Required work —
Restate all of the data exactly.

==== Data rows

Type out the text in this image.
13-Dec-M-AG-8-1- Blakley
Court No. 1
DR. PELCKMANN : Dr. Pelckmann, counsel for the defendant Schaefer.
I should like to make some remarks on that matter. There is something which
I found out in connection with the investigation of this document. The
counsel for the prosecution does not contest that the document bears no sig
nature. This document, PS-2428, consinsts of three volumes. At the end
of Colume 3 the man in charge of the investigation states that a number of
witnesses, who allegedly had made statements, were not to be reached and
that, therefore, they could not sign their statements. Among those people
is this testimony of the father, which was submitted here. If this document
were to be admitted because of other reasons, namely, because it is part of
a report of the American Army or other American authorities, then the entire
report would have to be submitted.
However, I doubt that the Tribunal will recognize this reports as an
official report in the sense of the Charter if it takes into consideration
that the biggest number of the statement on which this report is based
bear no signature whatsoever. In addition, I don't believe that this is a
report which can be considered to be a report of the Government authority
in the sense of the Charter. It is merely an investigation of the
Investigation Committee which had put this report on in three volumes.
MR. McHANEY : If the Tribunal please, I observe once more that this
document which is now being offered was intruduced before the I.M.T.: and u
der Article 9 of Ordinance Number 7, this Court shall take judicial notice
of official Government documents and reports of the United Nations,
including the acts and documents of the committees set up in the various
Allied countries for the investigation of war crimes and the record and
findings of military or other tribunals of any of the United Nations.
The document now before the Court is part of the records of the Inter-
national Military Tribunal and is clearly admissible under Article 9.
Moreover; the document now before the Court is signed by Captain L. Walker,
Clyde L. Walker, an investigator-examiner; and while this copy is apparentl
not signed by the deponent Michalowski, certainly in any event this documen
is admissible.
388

========

Result —
Type out the text in this image.
13-Dec-M-AG-8-1- Blakley
Court No. 1
DR. PELCKMANN : Dr. Pelckmann, counsel for the defendant Schaefer.
I should like to make some remarks on that matter. There is something which
I found out in connection with the investigation of this document. The
counsel for the prosecution does not contest that the document bears no sig
nature. This document, PS-2428, consinsts of three volumes. At the end
of Colume 3 the man in charge of the investigation states that a number of
witnesses, who allegedly had made statements, were not to be reached and
that, therefore, they could not sign their statements. Among those people
is this testimony of the father, which was submitted here. If this document
were to be admitted because of other reasons, namely, because it is part of
a report of the American Army or other American authorities, then the entire
report would have to be submitted.
However, I doubt that the Tribunal will recognize this reports as an
official report in the sense of the Charter if it takes into consideration
that the biggest number of the statement on which this report is based
bear no signature whatsoever. In addition, I don't believe that this is a
report which can be considered to be a report of the Government authority
in the sense of the Charter. It is merely an investigation of the
Investigation Committee which had put this report on in three volumes.
MR. McHANEY : If the Tribunal please, I observe once more that this
document which is now being offered was intruduced before the I.M.T.: and u
der Article 9 of Ordinance Number 7, this Court shall take judicial notice
of official Government documents and reports of the United Nations,
including the acts and documents of the committees set up in the various
Allied countries for the investigation of war crimes and the record and
findings of military or other tribunals of any of the United Nations.
The document now before the Court is part of the records of the Inter-
national Military Tribunal and is clearly admissible under Article 9.
Moreover; the document now before the Court is signed by Captain L. Walker,
Clyde L. Walker, an investigator-examiner; and while this copy is apparentl
not signed by the deponent Michalowski, certainly in any event this documen
is admissible.
388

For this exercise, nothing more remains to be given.